● **Instructions to follow**
Print the complete set of entries exactly.

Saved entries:
--- start ---

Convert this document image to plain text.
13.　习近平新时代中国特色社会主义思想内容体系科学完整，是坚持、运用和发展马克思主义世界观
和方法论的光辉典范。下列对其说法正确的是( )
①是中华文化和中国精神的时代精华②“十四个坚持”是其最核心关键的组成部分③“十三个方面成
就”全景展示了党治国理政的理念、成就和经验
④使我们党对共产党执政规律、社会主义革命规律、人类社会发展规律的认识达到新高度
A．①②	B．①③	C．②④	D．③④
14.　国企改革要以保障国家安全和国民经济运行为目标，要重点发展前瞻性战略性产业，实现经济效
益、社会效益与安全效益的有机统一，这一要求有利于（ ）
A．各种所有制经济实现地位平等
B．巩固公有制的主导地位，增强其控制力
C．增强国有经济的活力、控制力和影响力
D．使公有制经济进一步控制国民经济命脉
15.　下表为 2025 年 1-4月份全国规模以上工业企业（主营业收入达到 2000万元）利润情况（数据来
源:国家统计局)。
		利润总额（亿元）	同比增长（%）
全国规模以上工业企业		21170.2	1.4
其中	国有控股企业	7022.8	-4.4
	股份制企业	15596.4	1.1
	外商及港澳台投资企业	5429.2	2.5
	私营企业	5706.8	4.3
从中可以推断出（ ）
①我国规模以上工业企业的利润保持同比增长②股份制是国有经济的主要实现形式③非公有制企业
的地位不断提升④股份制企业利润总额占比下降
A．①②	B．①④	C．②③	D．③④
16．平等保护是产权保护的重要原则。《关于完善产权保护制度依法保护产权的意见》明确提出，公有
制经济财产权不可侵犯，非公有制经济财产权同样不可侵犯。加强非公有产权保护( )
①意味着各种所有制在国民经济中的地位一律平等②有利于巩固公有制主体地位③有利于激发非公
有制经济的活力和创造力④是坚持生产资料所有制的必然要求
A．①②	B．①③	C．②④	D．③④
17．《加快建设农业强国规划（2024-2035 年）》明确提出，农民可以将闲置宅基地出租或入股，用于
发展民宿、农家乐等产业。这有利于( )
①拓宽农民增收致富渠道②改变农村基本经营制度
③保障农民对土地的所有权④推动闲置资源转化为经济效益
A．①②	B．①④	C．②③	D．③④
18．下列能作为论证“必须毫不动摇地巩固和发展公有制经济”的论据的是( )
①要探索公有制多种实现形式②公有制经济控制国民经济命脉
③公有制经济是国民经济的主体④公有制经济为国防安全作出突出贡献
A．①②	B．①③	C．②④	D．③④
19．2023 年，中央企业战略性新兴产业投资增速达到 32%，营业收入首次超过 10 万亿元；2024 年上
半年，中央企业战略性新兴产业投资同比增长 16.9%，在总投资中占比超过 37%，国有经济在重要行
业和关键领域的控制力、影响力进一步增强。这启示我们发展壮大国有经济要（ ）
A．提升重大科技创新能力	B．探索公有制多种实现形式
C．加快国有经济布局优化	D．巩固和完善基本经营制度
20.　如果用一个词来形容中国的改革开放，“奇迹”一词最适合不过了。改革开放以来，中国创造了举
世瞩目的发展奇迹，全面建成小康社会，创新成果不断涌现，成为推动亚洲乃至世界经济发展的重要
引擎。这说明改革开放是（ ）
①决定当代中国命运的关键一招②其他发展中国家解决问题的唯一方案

--- end ---

● **Correct response**
Convert this document image to plain text.
13.　习近平新时代中国特色社会主义思想内容体系科学完整，是坚持、运用和发展马克思主义世界观
和方法论的光辉典范。下列对其说法正确的是( )
①是中华文化和中国精神的时代精华②“十四个坚持”是其最核心关键的组成部分③“十三个方面成
就”全景展示了党治国理政的理念、成就和经验
④使我们党对共产党执政规律、社会主义革命规律、人类社会发展规律的认识达到新高度
A．①②	B．①③	C．②④	D．③④
14.　国企改革要以保障国家安全和国民经济运行为目标，要重点发展前瞻性战略性产业，实现经济效
益、社会效益与安全效益的有机统一，这一要求有利于（ ）
A．各种所有制经济实现地位平等
B．巩固公有制的主导地位，增强其控制力
C．增强国有经济的活力、控制力和影响力
D．使公有制经济进一步控制国民经济命脉
15.　下表为 2025 年 1-4月份全国规模以上工业企业（主营业收入达到 2000万元）利润情况（数据来
源:国家统计局)。
		利润总额（亿元）	同比增长（%）
全国规模以上工业企业		21170.2	1.4
其中	国有控股企业	7022.8	-4.4
	股份制企业	15596.4	1.1
	外商及港澳台投资企业	5429.2	2.5
	私营企业	5706.8	4.3
从中可以推断出（ ）
①我国规模以上工业企业的利润保持同比增长②股份制是国有经济的主要实现形式③非公有制企业
的地位不断提升④股份制企业利润总额占比下降
A．①②	B．①④	C．②③	D．③④
16．平等保护是产权保护的重要原则。《关于完善产权保护制度依法保护产权的意见》明确提出，公有
制经济财产权不可侵犯，非公有制经济财产权同样不可侵犯。加强非公有产权保护( )
①意味着各种所有制在国民经济中的地位一律平等②有利于巩固公有制主体地位③有利于激发非公
有制经济的活力和创造力④是坚持生产资料所有制的必然要求
A．①②	B．①③	C．②④	D．③④
17．《加快建设农业强国规划（2024-2035 年）》明确提出，农民可以将闲置宅基地出租或入股，用于
发展民宿、农家乐等产业。这有利于( )
①拓宽农民增收致富渠道②改变农村基本经营制度
③保障农民对土地的所有权④推动闲置资源转化为经济效益
A．①②	B．①④	C．②③	D．③④
18．下列能作为论证“必须毫不动摇地巩固和发展公有制经济”的论据的是( )
①要探索公有制多种实现形式②公有制经济控制国民经济命脉
③公有制经济是国民经济的主体④公有制经济为国防安全作出突出贡献
A．①②	B．①③	C．②④	D．③④
19．2023 年，中央企业战略性新兴产业投资增速达到 32%，营业收入首次超过 10 万亿元；2024 年上
半年，中央企业战略性新兴产业投资同比增长 16.9%，在总投资中占比超过 37%，国有经济在重要行
业和关键领域的控制力、影响力进一步增强。这启示我们发展壮大国有经济要（ ）
A．提升重大科技创新能力	B．探索公有制多种实现形式
C．加快国有经济布局优化	D．巩固和完善基本经营制度
20.　如果用一个词来形容中国的改革开放，“奇迹”一词最适合不过了。改革开放以来，中国创造了举
世瞩目的发展奇迹，全面建成小康社会，创新成果不断涌现，成为推动亚洲乃至世界经济发展的重要
引擎。这说明改革开放是（ ）
①决定当代中国命运的关键一招②其他发展中国家解决问题的唯一方案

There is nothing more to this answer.